Exercise –
For each line in the data below that holds "абсолютных", return a copy.

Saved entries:

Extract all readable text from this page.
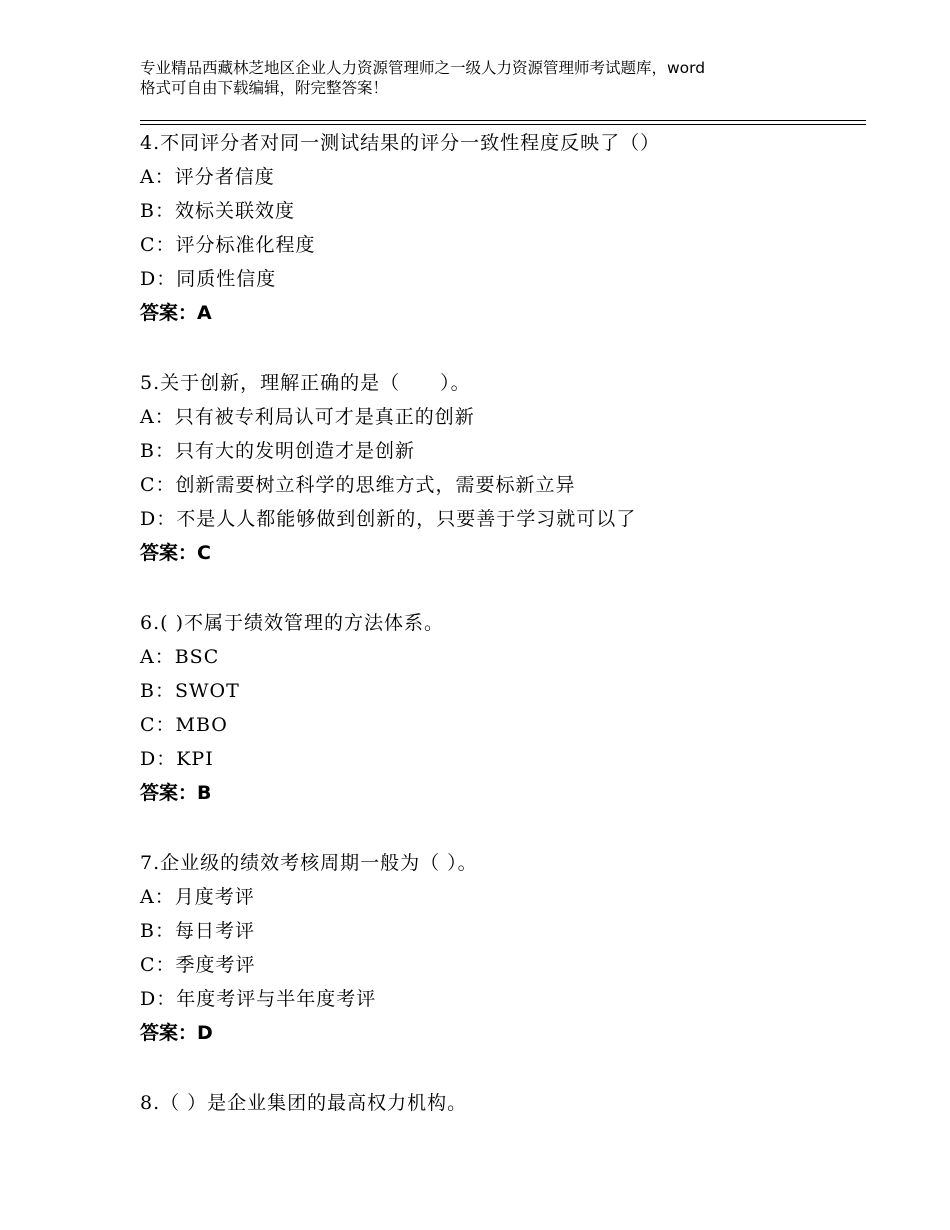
专业精品西藏林芝地区企业人力资源管理师之一级人力资源管理师考试题库，word
格式可自由下载编辑，附完整答案！
4.不同评分者对同一测试结果的评分一致性程度反映了（）
A：评分者信度
B：效标关联效度
C：评分标准化程度
D：同质性信度
答案：A
5.关于创新，理解正确的是（　　）。
A：只有被专利局认可才是真正的创新
B：只有大的发明创造才是创新
C：创新需要树立科学的思维方式，需要标新立异
D：不是人人都能够做到创新的，只要善于学习就可以了
答案：C
6.( )不属于绩效管理的方法体系。
A：BSC
B：SWOT
C：MBO
D：KPI
答案：B
7.企业级的绩效考核周期一般为（ ）。
A：月度考评
B：每日考评
C：季度考评
D：年度考评与半年度考评
答案：D
8.（ ）是企业集团的最高权力机构。
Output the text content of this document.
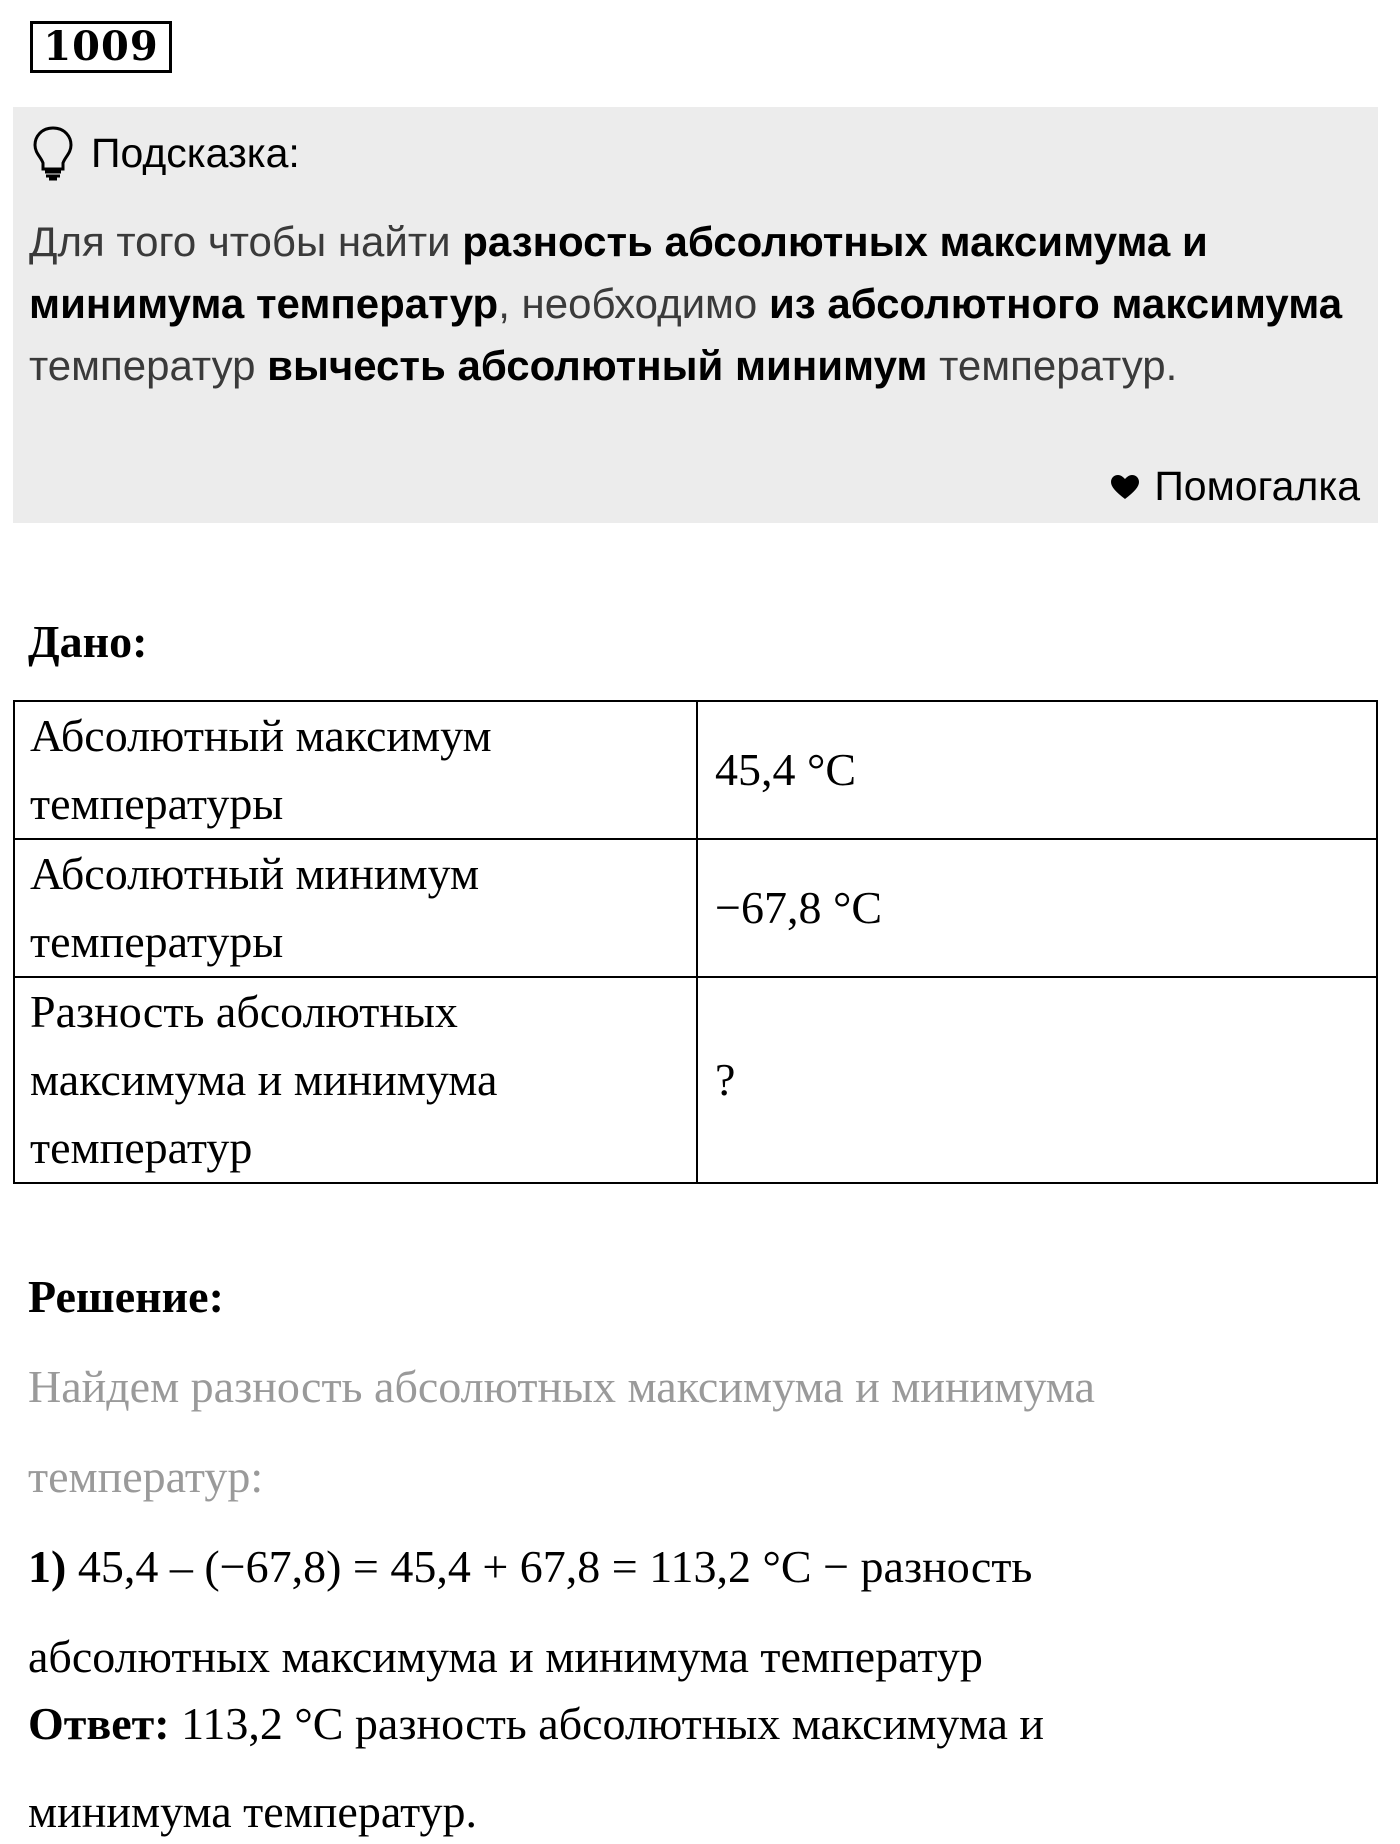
1009
Подсказка:
Для того чтобы найти разность абсолютных максимума и минимума температур, необходимо из абсолютного максимума температур вычесть абсолютный минимум температур.
Помогалка
Дано:
Абсолютный максимум
температуры	45,4 °C

Абсолютный минимум
температуры	−67,8 °C

Разность абсолютных
максимума и минимума
температур	?
Решение:
Найдем разность абсолютных максимума и минимума
температур:
1) 45,4 – (−67,8) = 45,4 + 67,8 = 113,2 °C − разность
абсолютных максимума и минимума температур
Ответ: 113,2 °C разность абсолютных максимума и
минимума температур.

Reply to the task –
Для того чтобы найти разность абсолютных максимума и минимума температур, необходимо из абсолютного максимума температур вычесть абсолютный минимум температур.
Разность абсолютных
Найдем разность абсолютных максимума и минимума
абсолютных максимума и минимума температур
Ответ: 113,2 °C разность абсолютных максимума и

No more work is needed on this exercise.